* Start Record extracts *

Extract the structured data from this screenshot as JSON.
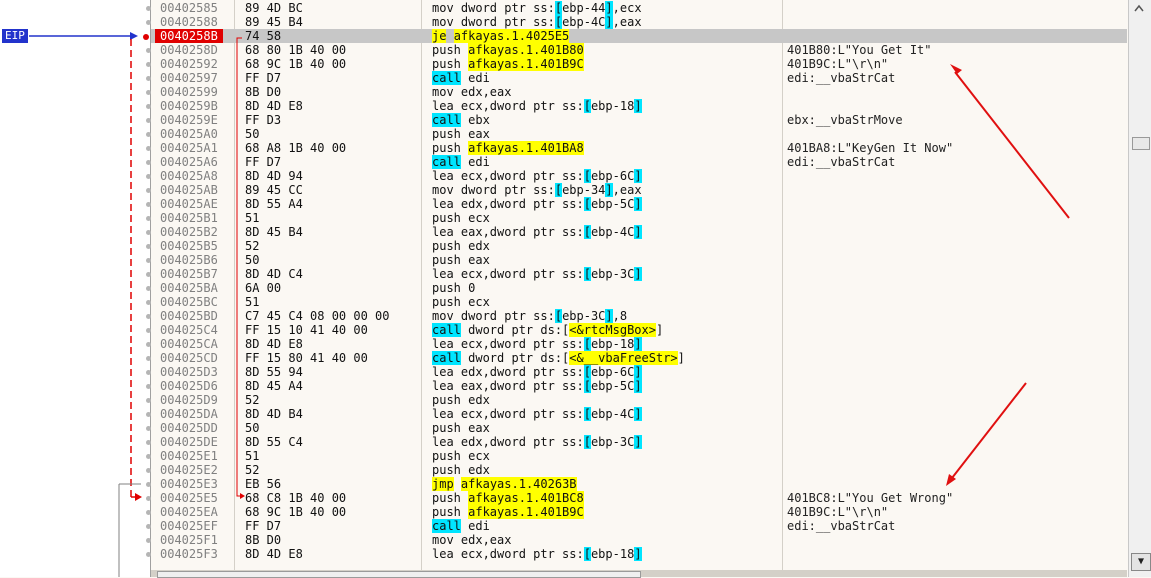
{
  "colors": {
    "eip_badge": "#2233cc",
    "current_address": "#e00000",
    "current_row": "#c7c7c7",
    "operand_highlight": "#ffff00",
    "call_highlight": "#00e5ff",
    "annotation_arrow": "#e01010"
  },
  "eip_badge": "EIP",
  "rows": [
    {
      "addr": "00402585",
      "bytes": "89 4D BC",
      "instr": [
        {
          "t": "mov dword ptr ss:"
        },
        {
          "t": "[",
          "c": "br"
        },
        {
          "t": "ebp-44"
        },
        {
          "t": "]",
          "c": "br"
        },
        {
          "t": ",ecx"
        }
      ],
      "comment": ""
    },
    {
      "addr": "00402588",
      "bytes": "89 45 B4",
      "instr": [
        {
          "t": "mov dword ptr ss:"
        },
        {
          "t": "[",
          "c": "br"
        },
        {
          "t": "ebp-4C"
        },
        {
          "t": "]",
          "c": "br"
        },
        {
          "t": ",eax"
        }
      ],
      "comment": ""
    },
    {
      "addr": "0040258B",
      "bytes": "74 58",
      "instr": [
        {
          "t": "je",
          "c": "ju"
        },
        {
          "t": " "
        },
        {
          "t": "afkayas.1.4025E5",
          "c": "op"
        }
      ],
      "comment": "",
      "current": true
    },
    {
      "addr": "0040258D",
      "bytes": "68 80 1B 40 00",
      "instr": [
        {
          "t": "push "
        },
        {
          "t": "afkayas.1.401B80",
          "c": "op"
        }
      ],
      "comment": "401B80:L\"You Get It\""
    },
    {
      "addr": "00402592",
      "bytes": "68 9C 1B 40 00",
      "instr": [
        {
          "t": "push "
        },
        {
          "t": "afkayas.1.401B9C",
          "c": "op"
        }
      ],
      "comment": "401B9C:L\"\\r\\n\""
    },
    {
      "addr": "00402597",
      "bytes": "FF D7",
      "instr": [
        {
          "t": "call",
          "c": "cl"
        },
        {
          "t": " edi"
        }
      ],
      "comment": "edi:__vbaStrCat"
    },
    {
      "addr": "00402599",
      "bytes": "8B D0",
      "instr": [
        {
          "t": "mov edx,eax"
        }
      ],
      "comment": ""
    },
    {
      "addr": "0040259B",
      "bytes": "8D 4D E8",
      "instr": [
        {
          "t": "lea ecx,dword ptr ss:"
        },
        {
          "t": "[",
          "c": "br"
        },
        {
          "t": "ebp-18"
        },
        {
          "t": "]",
          "c": "br"
        }
      ],
      "comment": ""
    },
    {
      "addr": "0040259E",
      "bytes": "FF D3",
      "instr": [
        {
          "t": "call",
          "c": "cl"
        },
        {
          "t": " ebx"
        }
      ],
      "comment": "ebx:__vbaStrMove"
    },
    {
      "addr": "004025A0",
      "bytes": "50",
      "instr": [
        {
          "t": "push eax"
        }
      ],
      "comment": ""
    },
    {
      "addr": "004025A1",
      "bytes": "68 A8 1B 40 00",
      "instr": [
        {
          "t": "push "
        },
        {
          "t": "afkayas.1.401BA8",
          "c": "op"
        }
      ],
      "comment": "401BA8:L\"KeyGen It Now\""
    },
    {
      "addr": "004025A6",
      "bytes": "FF D7",
      "instr": [
        {
          "t": "call",
          "c": "cl"
        },
        {
          "t": " edi"
        }
      ],
      "comment": "edi:__vbaStrCat"
    },
    {
      "addr": "004025A8",
      "bytes": "8D 4D 94",
      "instr": [
        {
          "t": "lea ecx,dword ptr ss:"
        },
        {
          "t": "[",
          "c": "br"
        },
        {
          "t": "ebp-6C"
        },
        {
          "t": "]",
          "c": "br"
        }
      ],
      "comment": ""
    },
    {
      "addr": "004025AB",
      "bytes": "89 45 CC",
      "instr": [
        {
          "t": "mov dword ptr ss:"
        },
        {
          "t": "[",
          "c": "br"
        },
        {
          "t": "ebp-34"
        },
        {
          "t": "]",
          "c": "br"
        },
        {
          "t": ",eax"
        }
      ],
      "comment": ""
    },
    {
      "addr": "004025AE",
      "bytes": "8D 55 A4",
      "instr": [
        {
          "t": "lea edx,dword ptr ss:"
        },
        {
          "t": "[",
          "c": "br"
        },
        {
          "t": "ebp-5C"
        },
        {
          "t": "]",
          "c": "br"
        }
      ],
      "comment": ""
    },
    {
      "addr": "004025B1",
      "bytes": "51",
      "instr": [
        {
          "t": "push ecx"
        }
      ],
      "comment": ""
    },
    {
      "addr": "004025B2",
      "bytes": "8D 45 B4",
      "instr": [
        {
          "t": "lea eax,dword ptr ss:"
        },
        {
          "t": "[",
          "c": "br"
        },
        {
          "t": "ebp-4C"
        },
        {
          "t": "]",
          "c": "br"
        }
      ],
      "comment": ""
    },
    {
      "addr": "004025B5",
      "bytes": "52",
      "instr": [
        {
          "t": "push edx"
        }
      ],
      "comment": ""
    },
    {
      "addr": "004025B6",
      "bytes": "50",
      "instr": [
        {
          "t": "push eax"
        }
      ],
      "comment": ""
    },
    {
      "addr": "004025B7",
      "bytes": "8D 4D C4",
      "instr": [
        {
          "t": "lea ecx,dword ptr ss:"
        },
        {
          "t": "[",
          "c": "br"
        },
        {
          "t": "ebp-3C"
        },
        {
          "t": "]",
          "c": "br"
        }
      ],
      "comment": ""
    },
    {
      "addr": "004025BA",
      "bytes": "6A 00",
      "instr": [
        {
          "t": "push 0"
        }
      ],
      "comment": ""
    },
    {
      "addr": "004025BC",
      "bytes": "51",
      "instr": [
        {
          "t": "push ecx"
        }
      ],
      "comment": ""
    },
    {
      "addr": "004025BD",
      "bytes": "C7 45 C4 08 00 00 00",
      "instr": [
        {
          "t": "mov dword ptr ss:"
        },
        {
          "t": "[",
          "c": "br"
        },
        {
          "t": "ebp-3C"
        },
        {
          "t": "]",
          "c": "br"
        },
        {
          "t": ",8"
        }
      ],
      "comment": ""
    },
    {
      "addr": "004025C4",
      "bytes": "FF 15 10 41 40 00",
      "instr": [
        {
          "t": "call",
          "c": "cl"
        },
        {
          "t": " dword ptr ds:["
        },
        {
          "t": "<&rtcMsgBox>",
          "c": "op"
        },
        {
          "t": "]"
        }
      ],
      "comment": ""
    },
    {
      "addr": "004025CA",
      "bytes": "8D 4D E8",
      "instr": [
        {
          "t": "lea ecx,dword ptr ss:"
        },
        {
          "t": "[",
          "c": "br"
        },
        {
          "t": "ebp-18"
        },
        {
          "t": "]",
          "c": "br"
        }
      ],
      "comment": ""
    },
    {
      "addr": "004025CD",
      "bytes": "FF 15 80 41 40 00",
      "instr": [
        {
          "t": "call",
          "c": "cl"
        },
        {
          "t": " dword ptr ds:["
        },
        {
          "t": "<&__vbaFreeStr>",
          "c": "op"
        },
        {
          "t": "]"
        }
      ],
      "comment": ""
    },
    {
      "addr": "004025D3",
      "bytes": "8D 55 94",
      "instr": [
        {
          "t": "lea edx,dword ptr ss:"
        },
        {
          "t": "[",
          "c": "br"
        },
        {
          "t": "ebp-6C"
        },
        {
          "t": "]",
          "c": "br"
        }
      ],
      "comment": ""
    },
    {
      "addr": "004025D6",
      "bytes": "8D 45 A4",
      "instr": [
        {
          "t": "lea eax,dword ptr ss:"
        },
        {
          "t": "[",
          "c": "br"
        },
        {
          "t": "ebp-5C"
        },
        {
          "t": "]",
          "c": "br"
        }
      ],
      "comment": ""
    },
    {
      "addr": "004025D9",
      "bytes": "52",
      "instr": [
        {
          "t": "push edx"
        }
      ],
      "comment": ""
    },
    {
      "addr": "004025DA",
      "bytes": "8D 4D B4",
      "instr": [
        {
          "t": "lea ecx,dword ptr ss:"
        },
        {
          "t": "[",
          "c": "br"
        },
        {
          "t": "ebp-4C"
        },
        {
          "t": "]",
          "c": "br"
        }
      ],
      "comment": ""
    },
    {
      "addr": "004025DD",
      "bytes": "50",
      "instr": [
        {
          "t": "push eax"
        }
      ],
      "comment": ""
    },
    {
      "addr": "004025DE",
      "bytes": "8D 55 C4",
      "instr": [
        {
          "t": "lea edx,dword ptr ss:"
        },
        {
          "t": "[",
          "c": "br"
        },
        {
          "t": "ebp-3C"
        },
        {
          "t": "]",
          "c": "br"
        }
      ],
      "comment": ""
    },
    {
      "addr": "004025E1",
      "bytes": "51",
      "instr": [
        {
          "t": "push ecx"
        }
      ],
      "comment": ""
    },
    {
      "addr": "004025E2",
      "bytes": "52",
      "instr": [
        {
          "t": "push edx"
        }
      ],
      "comment": ""
    },
    {
      "addr": "004025E3",
      "bytes": "EB 56",
      "instr": [
        {
          "t": "jmp",
          "c": "ju"
        },
        {
          "t": " "
        },
        {
          "t": "afkayas.1.40263B",
          "c": "op"
        }
      ],
      "comment": ""
    },
    {
      "addr": "004025E5",
      "bytes": "68 C8 1B 40 00",
      "instr": [
        {
          "t": "push "
        },
        {
          "t": "afkayas.1.401BC8",
          "c": "op"
        }
      ],
      "comment": "401BC8:L\"You Get Wrong\""
    },
    {
      "addr": "004025EA",
      "bytes": "68 9C 1B 40 00",
      "instr": [
        {
          "t": "push "
        },
        {
          "t": "afkayas.1.401B9C",
          "c": "op"
        }
      ],
      "comment": "401B9C:L\"\\r\\n\""
    },
    {
      "addr": "004025EF",
      "bytes": "FF D7",
      "instr": [
        {
          "t": "call",
          "c": "cl"
        },
        {
          "t": " edi"
        }
      ],
      "comment": "edi:__vbaStrCat"
    },
    {
      "addr": "004025F1",
      "bytes": "8B D0",
      "instr": [
        {
          "t": "mov edx,eax"
        }
      ],
      "comment": ""
    },
    {
      "addr": "004025F3",
      "bytes": "8D 4D E8",
      "instr": [
        {
          "t": "lea ecx,dword ptr ss:"
        },
        {
          "t": "[",
          "c": "br"
        },
        {
          "t": "ebp-18"
        },
        {
          "t": "]",
          "c": "br"
        }
      ],
      "comment": ""
    }
  ]
}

* End Record extracts *

What to work on:
Provide the count, and nothing else, of lines in the data above where the word "afkayas" occurs.

Answer below:
7